_Problem details_
Search the data for the word "General" and copy every line that contains it.

_Source material_

[start]

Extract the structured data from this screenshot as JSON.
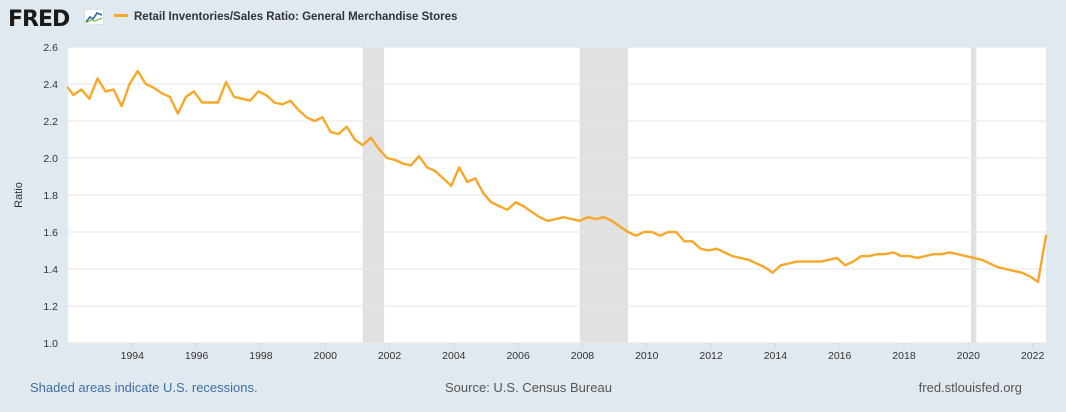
{
  "header": {
    "logo_text": "FRED",
    "legend_label": "Retail Inventories/Sales Ratio: General Merchandise Stores"
  },
  "footer": {
    "recessions_note": "Shaded areas indicate U.S. recessions.",
    "source": "Source: U.S. Census Bureau",
    "site": "fred.stlouisfed.org"
  },
  "colors": {
    "series": "#f7a829",
    "recession": "#e1e1e1",
    "background": "#e1e9f0"
  },
  "chart_data": {
    "type": "line",
    "ylabel": "Ratio",
    "xlabel": "",
    "ylim": [
      1.0,
      2.6
    ],
    "y_ticks": [
      "1.0",
      "1.2",
      "1.4",
      "1.6",
      "1.8",
      "2.0",
      "2.2",
      "2.4",
      "2.6"
    ],
    "x_ticks": [
      "1994",
      "1996",
      "1998",
      "2000",
      "2002",
      "2004",
      "2006",
      "2008",
      "2010",
      "2012",
      "2014",
      "2016",
      "2018",
      "2020",
      "2022"
    ],
    "x_range": [
      "1992-01",
      "2022-06"
    ],
    "recessions": [
      [
        "2001-03",
        "2001-11"
      ],
      [
        "2007-12",
        "2009-06"
      ],
      [
        "2020-02",
        "2020-04"
      ]
    ],
    "grid": true,
    "legend_position": "top-left",
    "series": [
      {
        "name": "Retail Inventories/Sales Ratio: General Merchandise Stores",
        "points": [
          [
            "1992-01",
            2.38
          ],
          [
            "1992-03",
            2.34
          ],
          [
            "1992-06",
            2.37
          ],
          [
            "1992-09",
            2.32
          ],
          [
            "1992-12",
            2.43
          ],
          [
            "1993-03",
            2.36
          ],
          [
            "1993-06",
            2.37
          ],
          [
            "1993-09",
            2.28
          ],
          [
            "1993-12",
            2.4
          ],
          [
            "1994-03",
            2.47
          ],
          [
            "1994-06",
            2.4
          ],
          [
            "1994-09",
            2.38
          ],
          [
            "1994-12",
            2.35
          ],
          [
            "1995-03",
            2.33
          ],
          [
            "1995-06",
            2.24
          ],
          [
            "1995-09",
            2.33
          ],
          [
            "1995-12",
            2.36
          ],
          [
            "1996-03",
            2.3
          ],
          [
            "1996-06",
            2.3
          ],
          [
            "1996-09",
            2.3
          ],
          [
            "1996-12",
            2.41
          ],
          [
            "1997-03",
            2.33
          ],
          [
            "1997-06",
            2.32
          ],
          [
            "1997-09",
            2.31
          ],
          [
            "1997-12",
            2.36
          ],
          [
            "1998-03",
            2.34
          ],
          [
            "1998-06",
            2.3
          ],
          [
            "1998-09",
            2.29
          ],
          [
            "1998-12",
            2.31
          ],
          [
            "1999-03",
            2.26
          ],
          [
            "1999-06",
            2.22
          ],
          [
            "1999-09",
            2.2
          ],
          [
            "1999-12",
            2.22
          ],
          [
            "2000-03",
            2.14
          ],
          [
            "2000-06",
            2.13
          ],
          [
            "2000-09",
            2.17
          ],
          [
            "2000-12",
            2.1
          ],
          [
            "2001-03",
            2.07
          ],
          [
            "2001-06",
            2.11
          ],
          [
            "2001-09",
            2.05
          ],
          [
            "2001-12",
            2.0
          ],
          [
            "2002-03",
            1.99
          ],
          [
            "2002-06",
            1.97
          ],
          [
            "2002-09",
            1.96
          ],
          [
            "2002-12",
            2.01
          ],
          [
            "2003-03",
            1.95
          ],
          [
            "2003-06",
            1.93
          ],
          [
            "2003-09",
            1.89
          ],
          [
            "2003-12",
            1.85
          ],
          [
            "2004-03",
            1.95
          ],
          [
            "2004-06",
            1.87
          ],
          [
            "2004-09",
            1.89
          ],
          [
            "2004-12",
            1.81
          ],
          [
            "2005-03",
            1.76
          ],
          [
            "2005-06",
            1.74
          ],
          [
            "2005-09",
            1.72
          ],
          [
            "2005-12",
            1.76
          ],
          [
            "2006-03",
            1.74
          ],
          [
            "2006-06",
            1.71
          ],
          [
            "2006-09",
            1.68
          ],
          [
            "2006-12",
            1.66
          ],
          [
            "2007-03",
            1.67
          ],
          [
            "2007-06",
            1.68
          ],
          [
            "2007-09",
            1.67
          ],
          [
            "2007-12",
            1.66
          ],
          [
            "2008-03",
            1.68
          ],
          [
            "2008-06",
            1.67
          ],
          [
            "2008-09",
            1.68
          ],
          [
            "2008-12",
            1.66
          ],
          [
            "2009-03",
            1.63
          ],
          [
            "2009-06",
            1.6
          ],
          [
            "2009-09",
            1.58
          ],
          [
            "2009-12",
            1.6
          ],
          [
            "2010-03",
            1.6
          ],
          [
            "2010-06",
            1.58
          ],
          [
            "2010-09",
            1.6
          ],
          [
            "2010-12",
            1.6
          ],
          [
            "2011-03",
            1.55
          ],
          [
            "2011-06",
            1.55
          ],
          [
            "2011-09",
            1.51
          ],
          [
            "2011-12",
            1.5
          ],
          [
            "2012-03",
            1.51
          ],
          [
            "2012-06",
            1.49
          ],
          [
            "2012-09",
            1.47
          ],
          [
            "2012-12",
            1.46
          ],
          [
            "2013-03",
            1.45
          ],
          [
            "2013-06",
            1.43
          ],
          [
            "2013-09",
            1.41
          ],
          [
            "2013-12",
            1.38
          ],
          [
            "2014-03",
            1.42
          ],
          [
            "2014-06",
            1.43
          ],
          [
            "2014-09",
            1.44
          ],
          [
            "2014-12",
            1.44
          ],
          [
            "2015-03",
            1.44
          ],
          [
            "2015-06",
            1.44
          ],
          [
            "2015-09",
            1.45
          ],
          [
            "2015-12",
            1.46
          ],
          [
            "2016-03",
            1.42
          ],
          [
            "2016-06",
            1.44
          ],
          [
            "2016-09",
            1.47
          ],
          [
            "2016-12",
            1.47
          ],
          [
            "2017-03",
            1.48
          ],
          [
            "2017-06",
            1.48
          ],
          [
            "2017-09",
            1.49
          ],
          [
            "2017-12",
            1.47
          ],
          [
            "2018-03",
            1.47
          ],
          [
            "2018-06",
            1.46
          ],
          [
            "2018-09",
            1.47
          ],
          [
            "2018-12",
            1.48
          ],
          [
            "2019-03",
            1.48
          ],
          [
            "2019-06",
            1.49
          ],
          [
            "2019-09",
            1.48
          ],
          [
            "2019-12",
            1.47
          ],
          [
            "2020-03",
            1.46
          ],
          [
            "2020-06",
            1.45
          ],
          [
            "2020-09",
            1.43
          ],
          [
            "2020-12",
            1.41
          ],
          [
            "2021-03",
            1.4
          ],
          [
            "2021-06",
            1.39
          ],
          [
            "2021-09",
            1.38
          ],
          [
            "2021-12",
            1.36
          ],
          [
            "2022-03",
            1.33
          ],
          [
            "2022-06",
            1.58
          ]
        ]
      }
    ]
  }
}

[end]

_Written solution_
    "legend_label": "Retail Inventories/Sales Ratio: General Merchandise Stores"
        "name": "Retail Inventories/Sales Ratio: General Merchandise Stores",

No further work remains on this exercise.